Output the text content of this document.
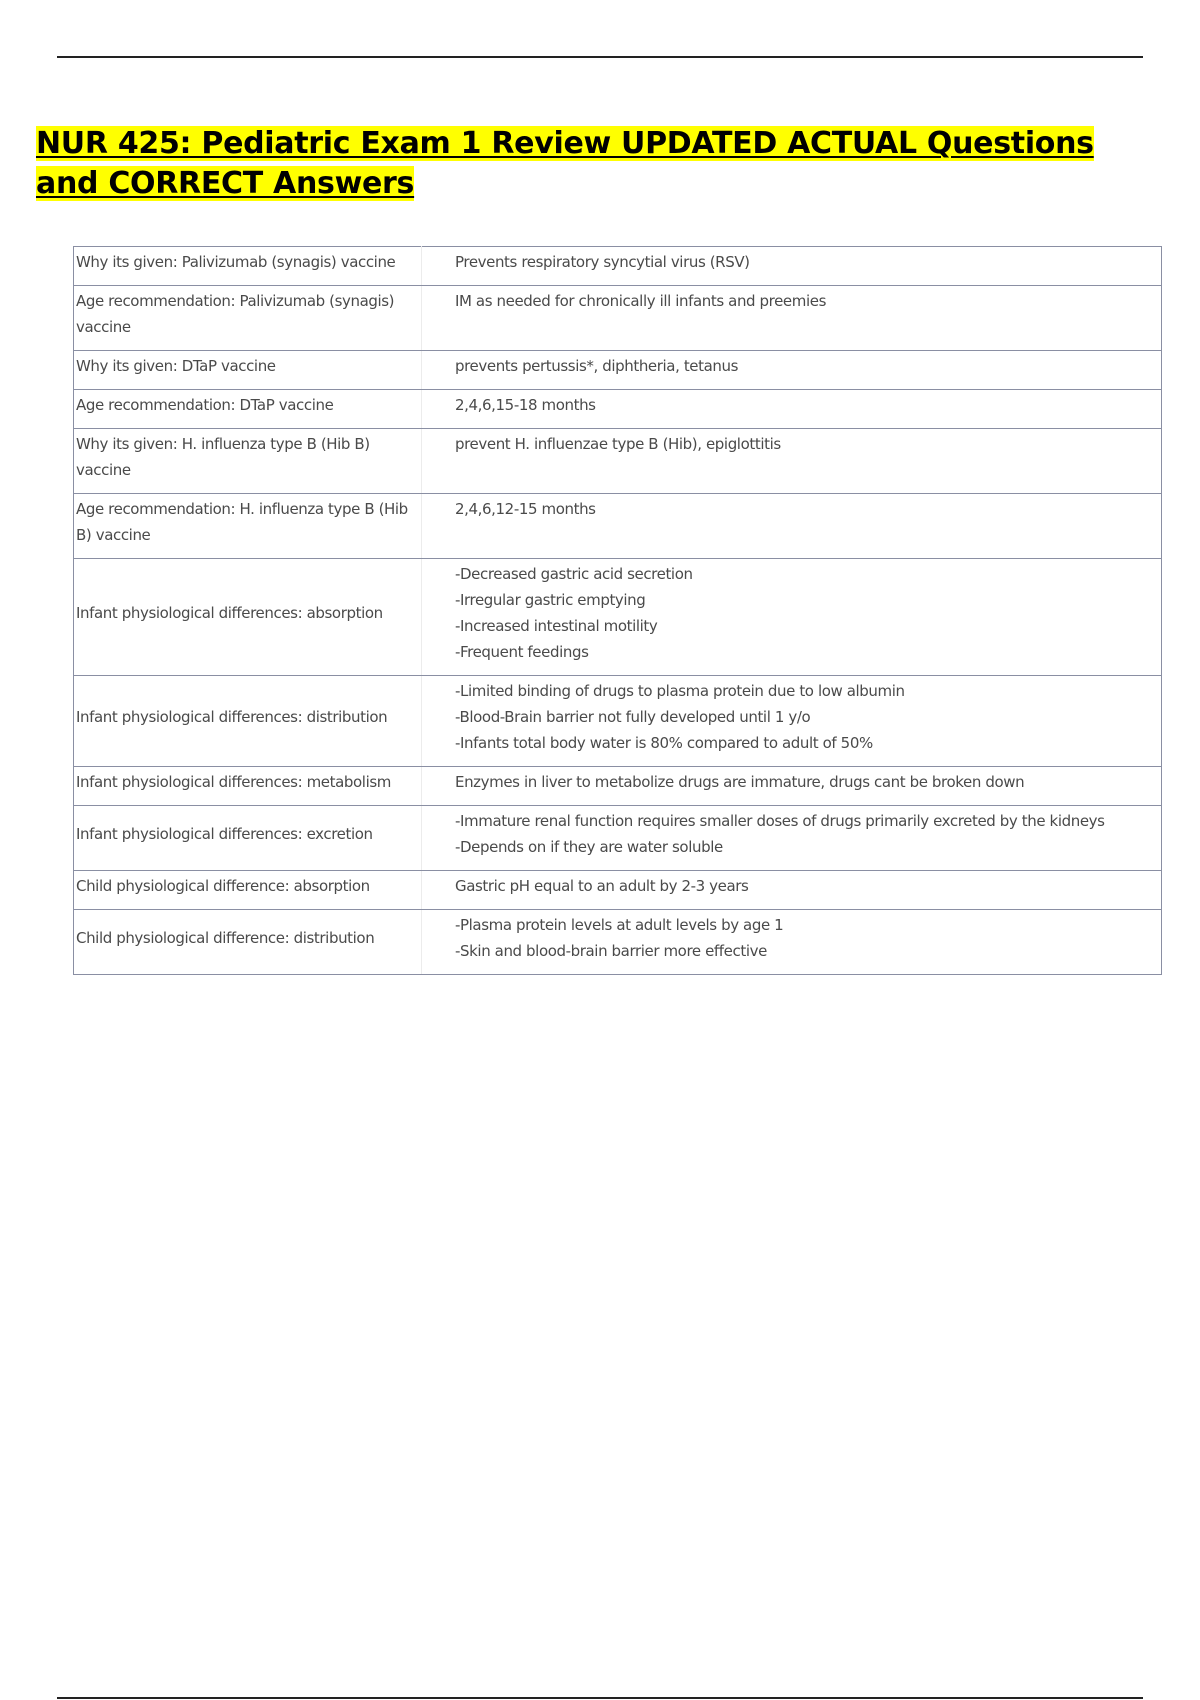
NUR 425: Pediatric Exam 1 Review UPDATED ACTUAL Questions and CORRECT Answers
Why its given: Palivizumab (synagis) vaccine	Prevents respiratory syncytial virus (RSV)

Age recommendation: Palivizumab (synagis) vaccine	IM as needed for chronically ill infants and preemies

Why its given: DTaP vaccine	prevents pertussis*, diphtheria, tetanus

Age recommendation: DTaP vaccine	2,4,6,15-18 months

Why its given: H. influenza type B (Hib B) vaccine	prevent H. influenzae type B (Hib), epiglottitis

Age recommendation: H. influenza type B (Hib B) vaccine	2,4,6,12-15 months

Infant physiological differences: absorption	-Decreased gastric acid secretion
-Irregular gastric emptying
-Increased intestinal motility
-Frequent feedings

Infant physiological differences: distribution	-Limited binding of drugs to plasma protein due to low albumin
-Blood-Brain barrier not fully developed until 1 y/o
-Infants total body water is 80% compared to adult of 50%

Infant physiological differences: metabolism	Enzymes in liver to metabolize drugs are immature, drugs cant be broken down

Infant physiological differences: excretion	-Immature renal function requires smaller doses of drugs primarily excreted by the kidneys
-Depends on if they are water soluble

Child physiological difference: absorption	Gastric pH equal to an adult by 2-3 years

Child physiological difference: distribution	-Plasma protein levels at adult levels by age 1
-Skin and blood-brain barrier more effective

☆ ☆ ☆ ☆ ☆

Task description:
The records above must be output exactly, except for their pictures.

Output of the task:
Output the text content of this document.
NUR 425: Pediatric Exam 1 Review UPDATED ACTUAL Questions and CORRECT Answers
Why its given: Palivizumab (synagis) vaccine	Prevents respiratory syncytial virus (RSV)

Age recommendation: Palivizumab (synagis) vaccine	IM as needed for chronically ill infants and preemies

Why its given: DTaP vaccine	prevents pertussis*, diphtheria, tetanus

Age recommendation: DTaP vaccine	2,4,6,15-18 months

Why its given: H. influenza type B (Hib B) vaccine	prevent H. influenzae type B (Hib), epiglottitis

Age recommendation: H. influenza type B (Hib B) vaccine	2,4,6,12-15 months

Infant physiological differences: absorption	-Decreased gastric acid secretion
-Irregular gastric emptying
-Increased intestinal motility
-Frequent feedings

Infant physiological differences: distribution	-Limited binding of drugs to plasma protein due to low albumin
-Blood-Brain barrier not fully developed until 1 y/o
-Infants total body water is 80% compared to adult of 50%

Infant physiological differences: metabolism	Enzymes in liver to metabolize drugs are immature, drugs cant be broken down

Infant physiological differences: excretion	-Immature renal function requires smaller doses of drugs primarily excreted by the kidneys
-Depends on if they are water soluble

Child physiological difference: absorption	Gastric pH equal to an adult by 2-3 years

Child physiological difference: distribution	-Plasma protein levels at adult levels by age 1
-Skin and blood-brain barrier more effective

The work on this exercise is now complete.